### Descripción del ejercicio
Según el texto sobre la bodega Ca’l Pep, ¿en qué parte de qué calle se encuentra la bodega?

### Texto proporcionado
El gobierno municipal de Ada Colau lleva años presumiendo de sus esfuerzos por preservar, precisamente, el patrimonio comercial de la ciudad, bien sea por el Plan de Protección y Apoyo a los Establecimientos Emblemáticos, de 2014, o incluso con el Plan de Persianas Abiertas, para evitar, dicen, el monocultivo. Nada más lejos de la realidad. Una bodega centenaria, Ca’l Pep, en el barrio de Gràcia, se ve abocada a la desaparición ante las condiciones draconianas que el Ayuntamiento le obliga a asumir para continuar con su negocio.
Corrían los años 30 del siglo pasado cuando Pep Barberan, natural de Gràcia, decidió abrir, sin saberlo, uno de esos bares que conformarían la memoria colectiva de su propio barrio. Ubicado en la parte alta de la calle Verdi, la bodega Ca’l Pep comenzó sirviendo vino y hielo. A los parroquianos habituales les gustaba el local y, poco a poco, se fue convirtiendo en una suerte de centro social oficioso. Pep decidió incorporar entonces una cafetera. Su hijo Sergio se hizo con el negocio en los años sesenta y comenzó a preparar algo de comida. Unos bocadillos por aquí, unas raciones por allá. Pero la gente quería almorzar en condiciones. Primero pusieron una mesa, luego dos y así siguió hasta que su mujer, Teresa, comenzó a cocinar en casa para satisfacer a sus clientes.
«Estando ellos de dueños entró mi padre de joven, Rafa, a trabajar. Cuando Teresa y Sergio se jubilaron le pasaron la bodega y en 2010 me contrató a mí», explica Griselda, la actual dueña, cuarta generación, de Ca’l Pep. «Nos limitamos a seguir la tradición de servicio y comidas de Teresa y Sergio hasta que comenzaron los problemas», añade.

(Datos de predicción de cuadros delimitadores)

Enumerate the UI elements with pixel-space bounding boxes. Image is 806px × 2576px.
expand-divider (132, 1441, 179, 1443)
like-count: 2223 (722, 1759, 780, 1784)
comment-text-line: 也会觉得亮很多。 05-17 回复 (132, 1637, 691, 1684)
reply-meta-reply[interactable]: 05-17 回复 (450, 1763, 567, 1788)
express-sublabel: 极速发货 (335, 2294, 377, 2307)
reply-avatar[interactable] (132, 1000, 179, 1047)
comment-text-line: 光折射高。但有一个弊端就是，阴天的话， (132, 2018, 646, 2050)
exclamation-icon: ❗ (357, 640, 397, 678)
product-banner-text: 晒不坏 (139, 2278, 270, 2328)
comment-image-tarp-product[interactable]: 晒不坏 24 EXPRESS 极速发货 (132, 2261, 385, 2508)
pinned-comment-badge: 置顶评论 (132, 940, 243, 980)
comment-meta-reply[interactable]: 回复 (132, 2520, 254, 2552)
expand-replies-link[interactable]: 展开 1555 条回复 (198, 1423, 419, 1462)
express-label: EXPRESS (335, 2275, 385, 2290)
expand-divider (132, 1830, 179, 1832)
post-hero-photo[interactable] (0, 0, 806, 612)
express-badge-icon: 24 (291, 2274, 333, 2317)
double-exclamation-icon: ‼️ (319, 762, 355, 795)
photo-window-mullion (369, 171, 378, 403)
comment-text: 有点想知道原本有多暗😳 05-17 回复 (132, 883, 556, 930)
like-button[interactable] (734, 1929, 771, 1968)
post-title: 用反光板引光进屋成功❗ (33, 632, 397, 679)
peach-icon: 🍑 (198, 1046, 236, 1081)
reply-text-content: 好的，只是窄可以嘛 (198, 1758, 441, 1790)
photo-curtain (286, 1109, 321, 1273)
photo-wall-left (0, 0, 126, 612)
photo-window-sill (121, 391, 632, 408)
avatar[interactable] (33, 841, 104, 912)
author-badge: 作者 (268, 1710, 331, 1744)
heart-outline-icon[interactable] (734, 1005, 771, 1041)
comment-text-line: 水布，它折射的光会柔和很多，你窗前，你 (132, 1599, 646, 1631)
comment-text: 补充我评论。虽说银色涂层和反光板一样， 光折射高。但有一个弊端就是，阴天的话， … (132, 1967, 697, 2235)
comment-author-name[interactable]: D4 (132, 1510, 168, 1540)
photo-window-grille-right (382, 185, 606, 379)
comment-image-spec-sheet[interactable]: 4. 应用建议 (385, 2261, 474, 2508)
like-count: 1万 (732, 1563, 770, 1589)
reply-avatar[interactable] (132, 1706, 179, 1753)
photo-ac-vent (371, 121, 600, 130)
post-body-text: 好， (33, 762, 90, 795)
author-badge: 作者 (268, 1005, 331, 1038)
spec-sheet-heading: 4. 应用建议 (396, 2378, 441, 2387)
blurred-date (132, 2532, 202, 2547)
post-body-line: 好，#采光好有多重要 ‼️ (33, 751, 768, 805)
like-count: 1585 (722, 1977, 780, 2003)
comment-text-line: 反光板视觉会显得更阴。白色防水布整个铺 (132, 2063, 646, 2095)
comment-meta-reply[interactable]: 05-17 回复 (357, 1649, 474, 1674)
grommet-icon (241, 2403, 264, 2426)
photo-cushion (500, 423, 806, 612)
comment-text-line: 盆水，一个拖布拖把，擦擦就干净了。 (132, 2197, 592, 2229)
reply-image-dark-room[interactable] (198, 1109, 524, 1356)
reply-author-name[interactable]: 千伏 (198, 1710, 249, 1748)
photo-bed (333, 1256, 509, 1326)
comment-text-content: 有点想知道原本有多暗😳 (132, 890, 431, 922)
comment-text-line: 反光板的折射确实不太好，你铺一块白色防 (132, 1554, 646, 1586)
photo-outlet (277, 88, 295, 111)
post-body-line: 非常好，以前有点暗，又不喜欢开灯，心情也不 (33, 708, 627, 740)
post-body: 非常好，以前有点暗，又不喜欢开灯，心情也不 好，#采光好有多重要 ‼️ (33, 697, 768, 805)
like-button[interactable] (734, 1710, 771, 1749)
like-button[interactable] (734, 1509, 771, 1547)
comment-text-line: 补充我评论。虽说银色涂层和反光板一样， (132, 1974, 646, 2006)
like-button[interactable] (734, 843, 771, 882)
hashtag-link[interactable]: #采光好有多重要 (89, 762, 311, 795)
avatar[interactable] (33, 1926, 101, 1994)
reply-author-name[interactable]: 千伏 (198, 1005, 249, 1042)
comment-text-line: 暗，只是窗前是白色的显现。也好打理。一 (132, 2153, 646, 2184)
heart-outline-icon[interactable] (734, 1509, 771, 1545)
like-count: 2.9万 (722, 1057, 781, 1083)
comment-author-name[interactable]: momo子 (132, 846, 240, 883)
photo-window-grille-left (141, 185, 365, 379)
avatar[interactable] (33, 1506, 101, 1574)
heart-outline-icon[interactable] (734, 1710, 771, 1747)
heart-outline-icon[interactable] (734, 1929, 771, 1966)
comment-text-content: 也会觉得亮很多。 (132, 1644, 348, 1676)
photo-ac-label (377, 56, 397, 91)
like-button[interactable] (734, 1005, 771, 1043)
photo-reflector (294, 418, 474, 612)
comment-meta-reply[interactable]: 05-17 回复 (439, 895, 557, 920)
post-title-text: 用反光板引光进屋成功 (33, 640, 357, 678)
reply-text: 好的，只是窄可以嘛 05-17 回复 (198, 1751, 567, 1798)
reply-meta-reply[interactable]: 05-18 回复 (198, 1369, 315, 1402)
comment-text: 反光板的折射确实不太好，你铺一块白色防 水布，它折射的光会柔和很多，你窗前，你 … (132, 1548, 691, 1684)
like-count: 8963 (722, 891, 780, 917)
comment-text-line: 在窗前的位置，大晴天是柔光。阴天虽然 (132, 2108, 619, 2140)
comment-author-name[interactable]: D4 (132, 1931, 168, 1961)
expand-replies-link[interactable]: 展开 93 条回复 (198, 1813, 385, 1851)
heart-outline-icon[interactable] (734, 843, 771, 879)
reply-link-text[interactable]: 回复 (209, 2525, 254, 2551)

### Respuesta
En la parte alta de la calle Verdi.